*Your objective*: Return the entries below verbatim. Pictures stay out.

══ Listed records ══

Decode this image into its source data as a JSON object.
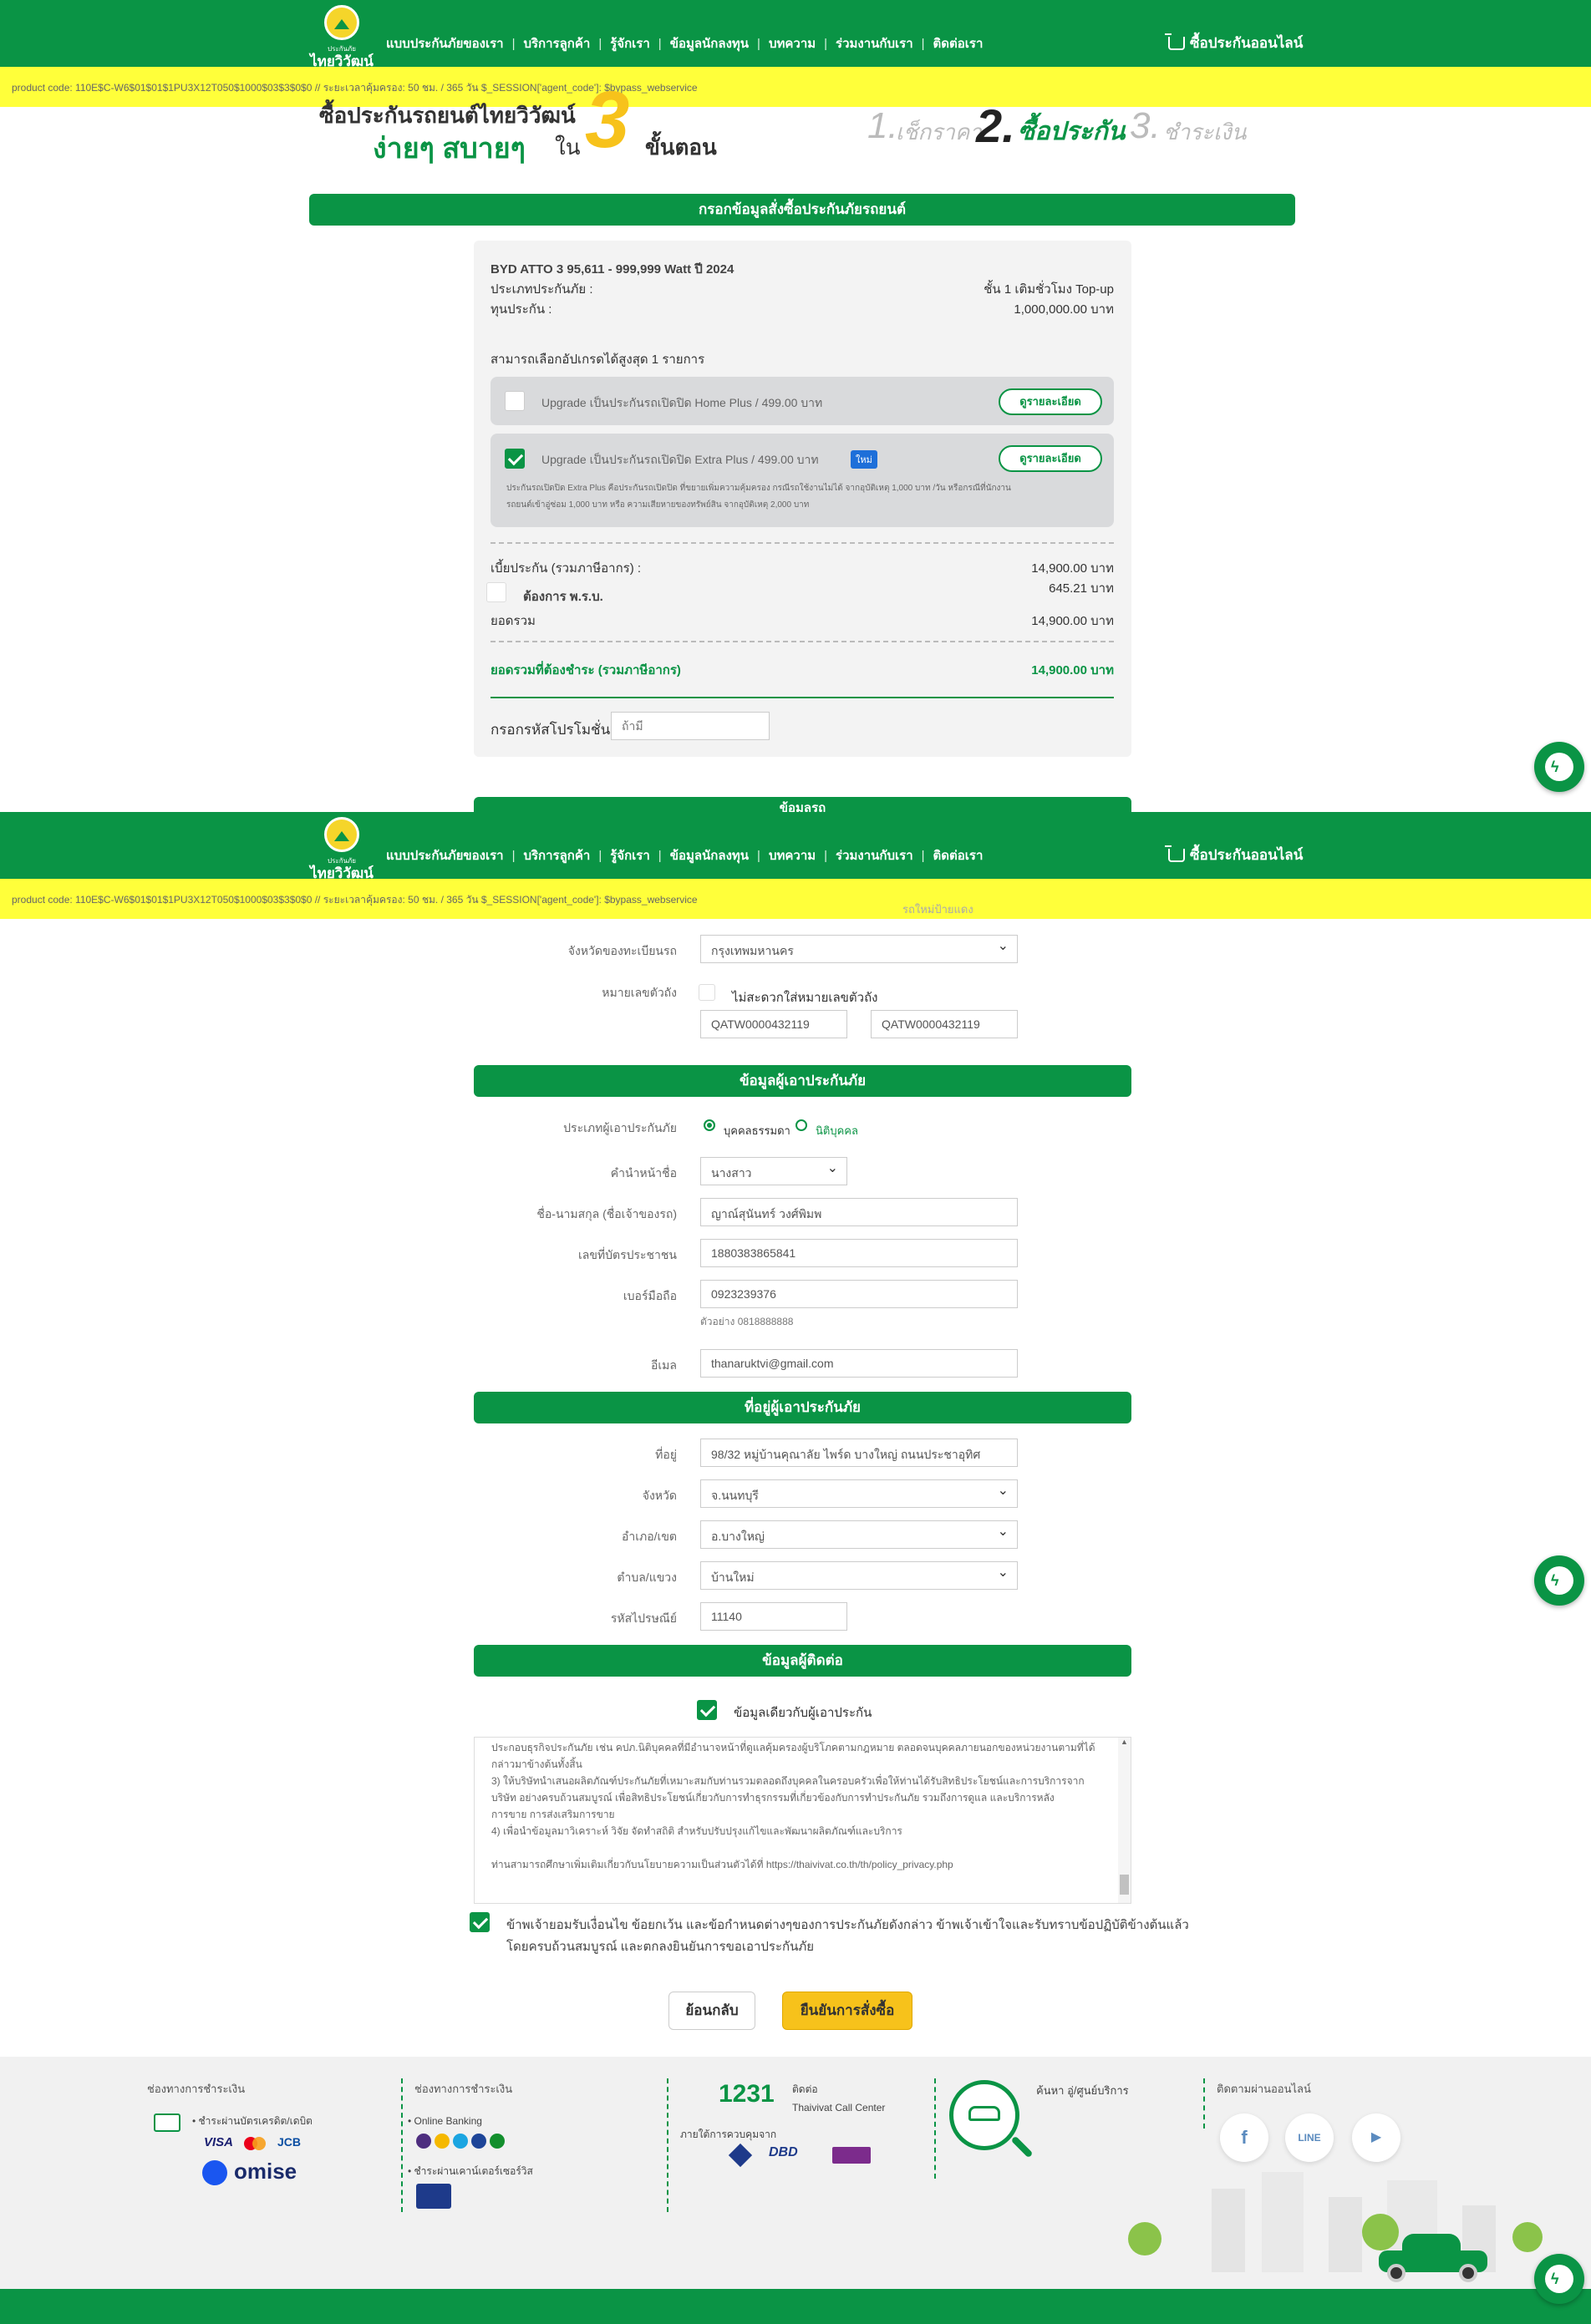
{
  "header": {
    "logo_small": "ประกันภัย",
    "logo_big": "ไทยวิวัฒน์",
    "nav": [
      "แบบประกันภัยของเรา",
      "บริการลูกค้า",
      "รู้จักเรา",
      "ข้อมูลนักลงทุน",
      "บทความ",
      "ร่วมงานกับเรา",
      "ติดต่อเรา"
    ],
    "buy_online": "ซื้อประกันออนไลน์"
  },
  "debug_bar": "product code: 110E$C-W6$01$01$1PU3X12T050$1000$03$3$0$0 // ระยะเวลาคุ้มครอง: 50 ชม. / 365 วัน $_SESSION['agent_code']: $bypass_webservice",
  "hero": {
    "line1": "ซื้อประกันรถยนต์ไทยวิวัฒน์",
    "easy": "ง่ายๆ สบายๆ",
    "in": "ใน",
    "num": "3",
    "steps_word": "ขั้นตอน",
    "step1_num": "1.",
    "step1": "เช็กราคา",
    "step2_num": "2.",
    "step2": "ซื้อประกัน",
    "step3_num": "3.",
    "step3": "ชำระเงิน"
  },
  "order_section_title": "กรอกข้อมูลสั่งซื้อประกันภัยรถยนต์",
  "order": {
    "car": "BYD ATTO 3 95,611 - 999,999 Watt ปี 2024",
    "type_label": "ประเภทประกันภัย :",
    "type_value": "ชั้น 1 เติมชั่วโมง Top-up",
    "sum_label": "ทุนประกัน :",
    "sum_value": "1,000,000.00 บาท",
    "upgrade_note": "สามารถเลือกอัปเกรดได้สูงสุด 1 รายการ",
    "upgrade1": "Upgrade เป็นประกันรถเปิดปิด Home Plus / 499.00 บาท",
    "upgrade1_btn": "ดูรายละเอียด",
    "upgrade2": "Upgrade เป็นประกันรถเปิดปิด Extra Plus / 499.00 บาท",
    "upgrade2_badge": "ใหม่",
    "upgrade2_btn": "ดูรายละเอียด",
    "upgrade2_desc1": "ประกันรถเปิดปิด Extra Plus คือประกันรถเปิดปิด ที่ขยายเพิ่มความคุ้มครอง กรณีรถใช้งานไม่ได้ จากอุบัติเหตุ 1,000 บาท /วัน หรือกรณีที่นักงาน",
    "upgrade2_desc2": "รถยนต์เข้าอู่ซ่อม 1,000 บาท หรือ ความเสียหายของทรัพย์สิน จากอุบัติเหตุ 2,000 บาท",
    "premium_label": "เบี้ยประกัน (รวมภาษีอากร) :",
    "premium_value": "14,900.00 บาท",
    "prb_label": "ต้องการ พ.ร.บ.",
    "prb_value": "645.21 บาท",
    "total_label": "ยอดรวม",
    "total_value": "14,900.00 บาท",
    "pay_label": "ยอดรวมที่ต้องชำระ (รวมภาษีอากร)",
    "pay_value": "14,900.00 บาท",
    "promo_label": "กรอกรหัสโปรโมชั่น",
    "promo_placeholder": "ถ้ามี"
  },
  "cut_title": "ข้อมูลรถ",
  "car_info": {
    "overlap_text": "รถใหม่ป้ายแดง",
    "province_label": "จังหวัดของทะเบียนรถ",
    "province_value": "กรุงเทพมหานคร",
    "chassis_label": "หมายเลขตัวถัง",
    "no_chassis": "ไม่สะดวกใส่หมายเลขตัวถัง",
    "chassis1": "QATW0000432119",
    "chassis2": "QATW0000432119"
  },
  "insured_title": "ข้อมูลผู้เอาประกันภัย",
  "insured": {
    "type_label": "ประเภทผู้เอาประกันภัย",
    "type_person": "บุคคลธรรมดา",
    "type_corp": "นิติบุคคล",
    "prefix_label": "คำนำหน้าชื่อ",
    "prefix_value": "นางสาว",
    "name_label": "ชื่อ-นามสกุล (ชื่อเจ้าของรถ)",
    "name_value": "ญาณ์สุนันทร์ วงศ์พิมพ",
    "id_label": "เลขที่บัตรประชาชน",
    "id_value": "1880383865841",
    "mobile_label": "เบอร์มือถือ",
    "mobile_value": "0923239376",
    "mobile_hint": "ตัวอย่าง 0818888888",
    "email_label": "อีเมล",
    "email_value": "thanaruktvi@gmail.com"
  },
  "address_title": "ที่อยู่ผู้เอาประกันภัย",
  "address": {
    "addr_label": "ที่อยู่",
    "addr_value": "98/32 หมู่บ้านคุณาลัย ไพร์ด บางใหญ่ ถนนประชาอุทิศ",
    "province_label": "จังหวัด",
    "province_value": "จ.นนทบุรี",
    "district_label": "อำเภอ/เขต",
    "district_value": "อ.บางใหญ่",
    "subdistrict_label": "ตำบล/แขวง",
    "subdistrict_value": "บ้านใหม่",
    "zip_label": "รหัสไปรษณีย์",
    "zip_value": "11140"
  },
  "contact_title": "ข้อมูลผู้ติดต่อ",
  "contact": {
    "same_as_insured": "ข้อมูลเดียวกับผู้เอาประกัน"
  },
  "privacy_lines": [
    "ประกอบธุรกิจประกันภัย เช่น คปภ.นิติบุคคลที่มีอำนาจหน้าที่ดูแลคุ้มครองผู้บริโภคตามกฎหมาย ตลอดจนบุคคลภายนอกของหน่วยงานตามที่ได้",
    "กล่าวมาข้างต้นทั้งสิ้น",
    "3) ให้บริษัทนำเสนอผลิตภัณฑ์ประกันภัยที่เหมาะสมกับท่านรวมตลอดถึงบุคคลในครอบครัวเพื่อให้ท่านได้รับสิทธิประโยชน์และการบริการจาก",
    "บริษัท อย่างครบถ้วนสมบูรณ์ เพื่อสิทธิประโยชน์เกี่ยวกับการทำธุรกรรมที่เกี่ยวข้องกับการทำประกันภัย รวมถึงการดูแล และบริการหลัง",
    "การขาย การส่งเสริมการขาย",
    "4) เพื่อนำข้อมูลมาวิเคราะห์ วิจัย จัดทำสถิติ สำหรับปรับปรุงแก้ไขและพัฒนาผลิตภัณฑ์และบริการ",
    "",
    "ท่านสามารถศึกษาเพิ่มเติมเกี่ยวกับนโยบายความเป็นส่วนตัวได้ที่ https://thaivivat.co.th/th/policy_privacy.php"
  ],
  "consent": {
    "line1": "ข้าพเจ้ายอมรับเงื่อนไข ข้อยกเว้น และข้อกำหนดต่างๆของการประกันภัยดังกล่าว ข้าพเจ้าเข้าใจและรับทราบข้อปฏิบัติข้างต้นแล้ว",
    "line2": "โดยครบถ้วนสมบูรณ์ และตกลงยินยันการขอเอาประกันภัย"
  },
  "buttons": {
    "back": "ย้อนกลับ",
    "confirm": "ยืนยันการสั่งซื้อ"
  },
  "footer": {
    "col1_title": "ช่องทางการชำระเงิน",
    "col1_item": "• ชำระผ่านบัตรเครดิต/เดบิต",
    "omise": "omise",
    "col2_title": "ช่องทางการชำระเงิน",
    "col2_item1": "• Online Banking",
    "col2_item2": "• ชำระผ่านเคาน์เตอร์เซอร์วิส",
    "call_number": "1231",
    "call_label": "ติดต่อ",
    "call_center": "Thaivivat Call Center",
    "regulated": "ภายใต้การควบคุมจาก",
    "find_label": "ค้นหา อู่/ศูนย์บริการ",
    "social_title": "ติดตามผ่านออนไลน์",
    "social_line": "LINE"
  },
  "colors": {
    "brand_green": "#0a9445",
    "debug_yellow": "#ffff3a",
    "confirm_yellow": "#f7c21b"
  }
}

═══

*Correct output*:
Decode this image into its source data as a JSON object.
{
  "header": {
    "logo_small": "ประกันภัย",
    "logo_big": "ไทยวิวัฒน์",
    "nav": [
      "แบบประกันภัยของเรา",
      "บริการลูกค้า",
      "รู้จักเรา",
      "ข้อมูลนักลงทุน",
      "บทความ",
      "ร่วมงานกับเรา",
      "ติดต่อเรา"
    ],
    "buy_online": "ซื้อประกันออนไลน์"
  },
  "debug_bar": "product code: 110E$C-W6$01$01$1PU3X12T050$1000$03$3$0$0 // ระยะเวลาคุ้มครอง: 50 ชม. / 365 วัน $_SESSION['agent_code']: $bypass_webservice",
  "hero": {
    "line1": "ซื้อประกันรถยนต์ไทยวิวัฒน์",
    "easy": "ง่ายๆ สบายๆ",
    "in": "ใน",
    "num": "3",
    "steps_word": "ขั้นตอน",
    "step1_num": "1.",
    "step1": "เช็กราคา",
    "step2_num": "2.",
    "step2": "ซื้อประกัน",
    "step3_num": "3.",
    "step3": "ชำระเงิน"
  },
  "order_section_title": "กรอกข้อมูลสั่งซื้อประกันภัยรถยนต์",
  "order": {
    "car": "BYD ATTO 3 95,611 - 999,999 Watt ปี 2024",
    "type_label": "ประเภทประกันภัย :",
    "type_value": "ชั้น 1 เติมชั่วโมง Top-up",
    "sum_label": "ทุนประกัน :",
    "sum_value": "1,000,000.00 บาท",
    "upgrade_note": "สามารถเลือกอัปเกรดได้สูงสุด 1 รายการ",
    "upgrade1": "Upgrade เป็นประกันรถเปิดปิด Home Plus / 499.00 บาท",
    "upgrade1_btn": "ดูรายละเอียด",
    "upgrade2": "Upgrade เป็นประกันรถเปิดปิด Extra Plus / 499.00 บาท",
    "upgrade2_badge": "ใหม่",
    "upgrade2_btn": "ดูรายละเอียด",
    "upgrade2_desc1": "ประกันรถเปิดปิด Extra Plus คือประกันรถเปิดปิด ที่ขยายเพิ่มความคุ้มครอง กรณีรถใช้งานไม่ได้ จากอุบัติเหตุ 1,000 บาท /วัน หรือกรณีที่นักงาน",
    "upgrade2_desc2": "รถยนต์เข้าอู่ซ่อม 1,000 บาท หรือ ความเสียหายของทรัพย์สิน จากอุบัติเหตุ 2,000 บาท",
    "premium_label": "เบี้ยประกัน (รวมภาษีอากร) :",
    "premium_value": "14,900.00 บาท",
    "prb_label": "ต้องการ พ.ร.บ.",
    "prb_value": "645.21 บาท",
    "total_label": "ยอดรวม",
    "total_value": "14,900.00 บาท",
    "pay_label": "ยอดรวมที่ต้องชำระ (รวมภาษีอากร)",
    "pay_value": "14,900.00 บาท",
    "promo_label": "กรอกรหัสโปรโมชั่น",
    "promo_placeholder": "ถ้ามี"
  },
  "cut_title": "ข้อมูลรถ",
  "car_info": {
    "overlap_text": "รถใหม่ป้ายแดง",
    "province_label": "จังหวัดของทะเบียนรถ",
    "province_value": "กรุงเทพมหานคร",
    "chassis_label": "หมายเลขตัวถัง",
    "no_chassis": "ไม่สะดวกใส่หมายเลขตัวถัง",
    "chassis1": "QATW0000432119",
    "chassis2": "QATW0000432119"
  },
  "insured_title": "ข้อมูลผู้เอาประกันภัย",
  "insured": {
    "type_label": "ประเภทผู้เอาประกันภัย",
    "type_person": "บุคคลธรรมดา",
    "type_corp": "นิติบุคคล",
    "prefix_label": "คำนำหน้าชื่อ",
    "prefix_value": "นางสาว",
    "name_label": "ชื่อ-นามสกุล (ชื่อเจ้าของรถ)",
    "name_value": "ญาณ์สุนันทร์ วงศ์พิมพ",
    "id_label": "เลขที่บัตรประชาชน",
    "id_value": "1880383865841",
    "mobile_label": "เบอร์มือถือ",
    "mobile_value": "0923239376",
    "mobile_hint": "ตัวอย่าง 0818888888",
    "email_label": "อีเมล",
    "email_value": "thanaruktvi@gmail.com"
  },
  "address_title": "ที่อยู่ผู้เอาประกันภัย",
  "address": {
    "addr_label": "ที่อยู่",
    "addr_value": "98/32 หมู่บ้านคุณาลัย ไพร์ด บางใหญ่ ถนนประชาอุทิศ",
    "province_label": "จังหวัด",
    "province_value": "จ.นนทบุรี",
    "district_label": "อำเภอ/เขต",
    "district_value": "อ.บางใหญ่",
    "subdistrict_label": "ตำบล/แขวง",
    "subdistrict_value": "บ้านใหม่",
    "zip_label": "รหัสไปรษณีย์",
    "zip_value": "11140"
  },
  "contact_title": "ข้อมูลผู้ติดต่อ",
  "contact": {
    "same_as_insured": "ข้อมูลเดียวกับผู้เอาประกัน"
  },
  "privacy_lines": [
    "ประกอบธุรกิจประกันภัย เช่น คปภ.นิติบุคคลที่มีอำนาจหน้าที่ดูแลคุ้มครองผู้บริโภคตามกฎหมาย ตลอดจนบุคคลภายนอกของหน่วยงานตามที่ได้",
    "กล่าวมาข้างต้นทั้งสิ้น",
    "3) ให้บริษัทนำเสนอผลิตภัณฑ์ประกันภัยที่เหมาะสมกับท่านรวมตลอดถึงบุคคลในครอบครัวเพื่อให้ท่านได้รับสิทธิประโยชน์และการบริการจาก",
    "บริษัท อย่างครบถ้วนสมบูรณ์ เพื่อสิทธิประโยชน์เกี่ยวกับการทำธุรกรรมที่เกี่ยวข้องกับการทำประกันภัย รวมถึงการดูแล และบริการหลัง",
    "การขาย การส่งเสริมการขาย",
    "4) เพื่อนำข้อมูลมาวิเคราะห์ วิจัย จัดทำสถิติ สำหรับปรับปรุงแก้ไขและพัฒนาผลิตภัณฑ์และบริการ",
    "",
    "ท่านสามารถศึกษาเพิ่มเติมเกี่ยวกับนโยบายความเป็นส่วนตัวได้ที่ https://thaivivat.co.th/th/policy_privacy.php"
  ],
  "consent": {
    "line1": "ข้าพเจ้ายอมรับเงื่อนไข ข้อยกเว้น และข้อกำหนดต่างๆของการประกันภัยดังกล่าว ข้าพเจ้าเข้าใจและรับทราบข้อปฏิบัติข้างต้นแล้ว",
    "line2": "โดยครบถ้วนสมบูรณ์ และตกลงยินยันการขอเอาประกันภัย"
  },
  "buttons": {
    "back": "ย้อนกลับ",
    "confirm": "ยืนยันการสั่งซื้อ"
  },
  "footer": {
    "col1_title": "ช่องทางการชำระเงิน",
    "col1_item": "• ชำระผ่านบัตรเครดิต/เดบิต",
    "omise": "omise",
    "col2_title": "ช่องทางการชำระเงิน",
    "col2_item1": "• Online Banking",
    "col2_item2": "• ชำระผ่านเคาน์เตอร์เซอร์วิส",
    "call_number": "1231",
    "call_label": "ติดต่อ",
    "call_center": "Thaivivat Call Center",
    "regulated": "ภายใต้การควบคุมจาก",
    "find_label": "ค้นหา อู่/ศูนย์บริการ",
    "social_title": "ติดตามผ่านออนไลน์",
    "social_line": "LINE"
  },
  "colors": {
    "brand_green": "#0a9445",
    "debug_yellow": "#ffff3a",
    "confirm_yellow": "#f7c21b"
  }
}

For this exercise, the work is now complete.